INSTRUCTIONS TO FOLLOW
Only the number is wanted: tally the lines below that contain the word "known".

SUPPLIED DATA

****************

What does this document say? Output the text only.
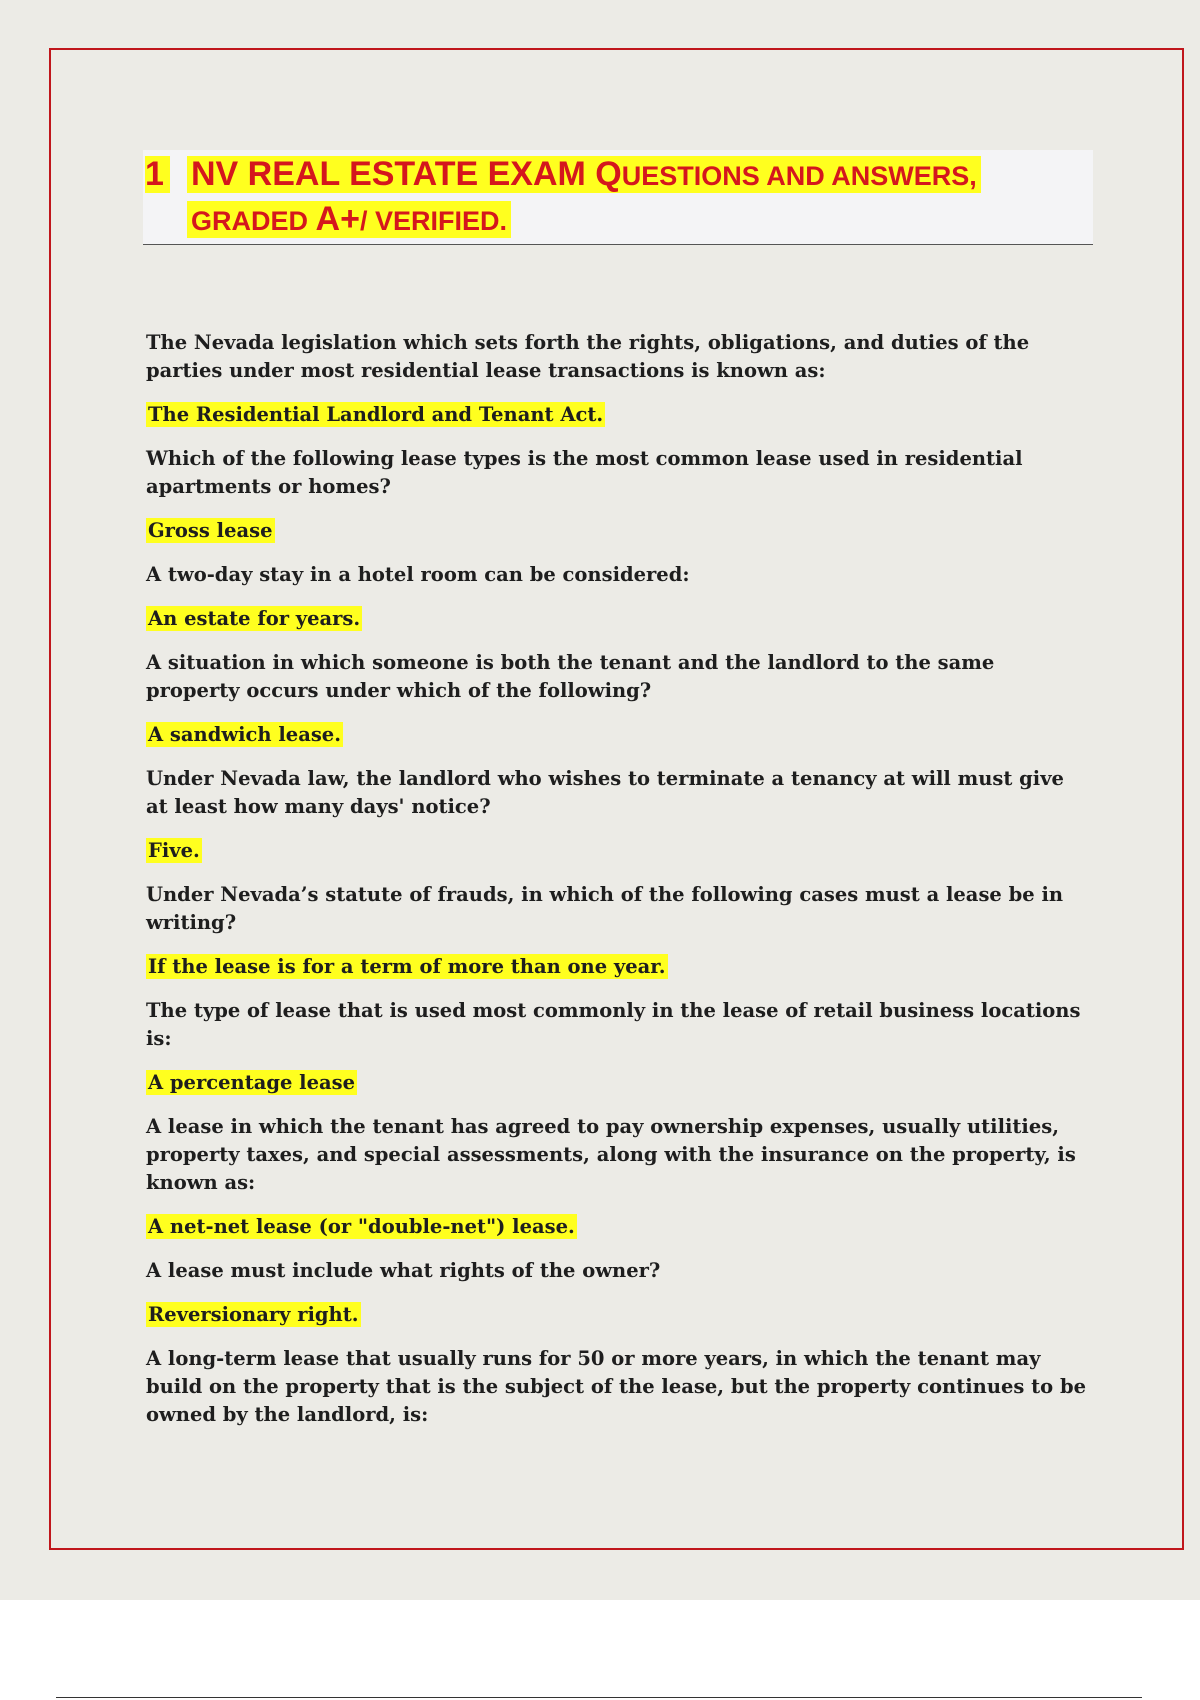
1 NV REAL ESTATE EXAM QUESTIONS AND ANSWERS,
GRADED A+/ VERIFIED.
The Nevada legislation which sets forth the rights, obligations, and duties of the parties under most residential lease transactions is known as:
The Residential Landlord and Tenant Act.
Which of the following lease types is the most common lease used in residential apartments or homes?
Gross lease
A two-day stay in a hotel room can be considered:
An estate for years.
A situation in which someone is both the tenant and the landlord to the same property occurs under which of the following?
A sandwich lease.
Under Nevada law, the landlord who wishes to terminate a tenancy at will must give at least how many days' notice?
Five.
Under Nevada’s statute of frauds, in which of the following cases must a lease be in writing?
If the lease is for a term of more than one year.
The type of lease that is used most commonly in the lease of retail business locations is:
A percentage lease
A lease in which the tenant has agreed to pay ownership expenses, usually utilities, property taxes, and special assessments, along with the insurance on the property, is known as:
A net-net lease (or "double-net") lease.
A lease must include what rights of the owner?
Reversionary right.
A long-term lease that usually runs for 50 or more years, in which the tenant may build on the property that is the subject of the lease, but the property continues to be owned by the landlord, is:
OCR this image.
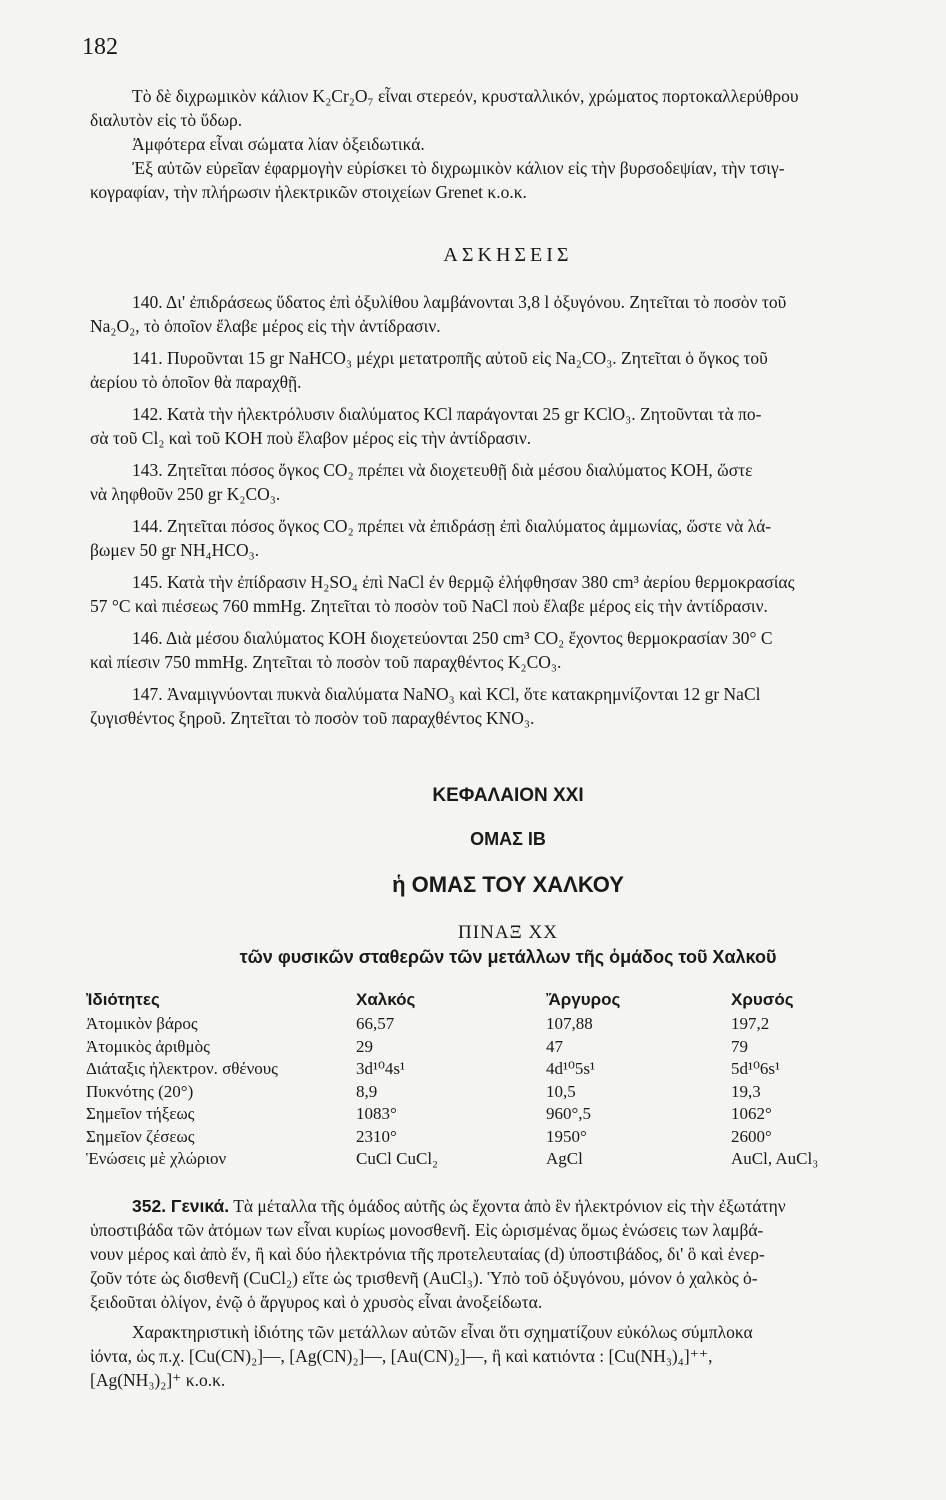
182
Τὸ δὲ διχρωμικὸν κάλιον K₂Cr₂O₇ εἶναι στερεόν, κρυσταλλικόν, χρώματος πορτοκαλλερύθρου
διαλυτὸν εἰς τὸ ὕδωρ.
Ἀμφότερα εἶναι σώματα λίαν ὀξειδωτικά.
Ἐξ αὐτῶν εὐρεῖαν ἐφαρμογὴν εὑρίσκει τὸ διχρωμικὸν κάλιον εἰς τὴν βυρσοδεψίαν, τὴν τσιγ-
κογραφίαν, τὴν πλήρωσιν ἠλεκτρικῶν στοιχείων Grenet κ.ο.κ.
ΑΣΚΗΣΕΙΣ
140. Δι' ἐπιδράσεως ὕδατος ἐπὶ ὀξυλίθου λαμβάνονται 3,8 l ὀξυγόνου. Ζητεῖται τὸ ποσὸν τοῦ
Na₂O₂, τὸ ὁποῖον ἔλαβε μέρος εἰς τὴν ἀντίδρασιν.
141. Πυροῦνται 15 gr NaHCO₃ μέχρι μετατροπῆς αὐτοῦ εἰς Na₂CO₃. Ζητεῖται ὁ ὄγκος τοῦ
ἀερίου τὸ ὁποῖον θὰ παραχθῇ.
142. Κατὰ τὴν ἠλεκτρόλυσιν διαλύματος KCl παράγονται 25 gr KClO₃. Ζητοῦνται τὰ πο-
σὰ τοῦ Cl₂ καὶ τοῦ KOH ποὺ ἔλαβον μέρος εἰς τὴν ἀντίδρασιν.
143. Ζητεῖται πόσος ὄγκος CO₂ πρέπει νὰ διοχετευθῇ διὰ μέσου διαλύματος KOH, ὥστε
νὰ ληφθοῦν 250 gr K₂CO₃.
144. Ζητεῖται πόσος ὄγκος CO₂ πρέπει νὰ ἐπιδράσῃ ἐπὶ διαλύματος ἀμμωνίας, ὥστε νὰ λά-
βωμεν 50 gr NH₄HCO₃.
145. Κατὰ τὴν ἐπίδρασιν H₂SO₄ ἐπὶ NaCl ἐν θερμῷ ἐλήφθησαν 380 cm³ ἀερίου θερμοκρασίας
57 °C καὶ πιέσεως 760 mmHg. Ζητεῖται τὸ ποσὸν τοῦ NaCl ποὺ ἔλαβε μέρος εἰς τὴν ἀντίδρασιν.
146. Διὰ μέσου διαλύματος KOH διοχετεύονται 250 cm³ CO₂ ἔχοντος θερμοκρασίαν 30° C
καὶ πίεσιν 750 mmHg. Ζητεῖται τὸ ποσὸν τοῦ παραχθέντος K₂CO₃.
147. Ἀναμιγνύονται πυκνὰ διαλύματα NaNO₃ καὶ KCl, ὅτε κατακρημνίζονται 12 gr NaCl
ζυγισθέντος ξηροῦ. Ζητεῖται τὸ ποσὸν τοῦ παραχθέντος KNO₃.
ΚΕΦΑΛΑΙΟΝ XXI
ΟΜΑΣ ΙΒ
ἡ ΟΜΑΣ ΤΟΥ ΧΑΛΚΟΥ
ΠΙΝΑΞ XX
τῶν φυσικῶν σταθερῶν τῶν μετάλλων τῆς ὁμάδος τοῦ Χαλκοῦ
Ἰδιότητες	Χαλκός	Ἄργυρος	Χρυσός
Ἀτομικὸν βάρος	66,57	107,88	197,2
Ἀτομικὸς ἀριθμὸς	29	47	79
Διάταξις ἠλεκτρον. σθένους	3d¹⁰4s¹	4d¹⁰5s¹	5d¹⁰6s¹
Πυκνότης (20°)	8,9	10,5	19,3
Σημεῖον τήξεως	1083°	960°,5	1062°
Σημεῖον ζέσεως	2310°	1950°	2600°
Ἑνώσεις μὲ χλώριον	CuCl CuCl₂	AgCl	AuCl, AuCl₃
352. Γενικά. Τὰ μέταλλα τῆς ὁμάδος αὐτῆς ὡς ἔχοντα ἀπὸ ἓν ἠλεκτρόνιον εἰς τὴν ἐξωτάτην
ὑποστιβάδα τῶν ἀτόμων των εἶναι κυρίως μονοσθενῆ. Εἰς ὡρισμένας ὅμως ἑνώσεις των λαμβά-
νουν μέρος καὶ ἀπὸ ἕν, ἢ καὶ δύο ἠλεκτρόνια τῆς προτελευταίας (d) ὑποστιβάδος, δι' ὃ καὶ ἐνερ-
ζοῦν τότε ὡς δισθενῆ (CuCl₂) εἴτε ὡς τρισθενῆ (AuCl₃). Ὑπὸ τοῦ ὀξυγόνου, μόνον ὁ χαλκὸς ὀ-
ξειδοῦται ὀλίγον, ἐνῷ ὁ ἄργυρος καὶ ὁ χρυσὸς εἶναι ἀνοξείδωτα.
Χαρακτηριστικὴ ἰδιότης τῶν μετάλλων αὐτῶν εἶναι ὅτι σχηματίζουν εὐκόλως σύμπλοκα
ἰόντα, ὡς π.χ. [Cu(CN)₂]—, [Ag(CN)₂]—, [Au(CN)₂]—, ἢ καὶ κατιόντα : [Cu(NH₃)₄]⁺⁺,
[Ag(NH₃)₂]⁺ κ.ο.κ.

****************

EXERCISE RESPONSE
2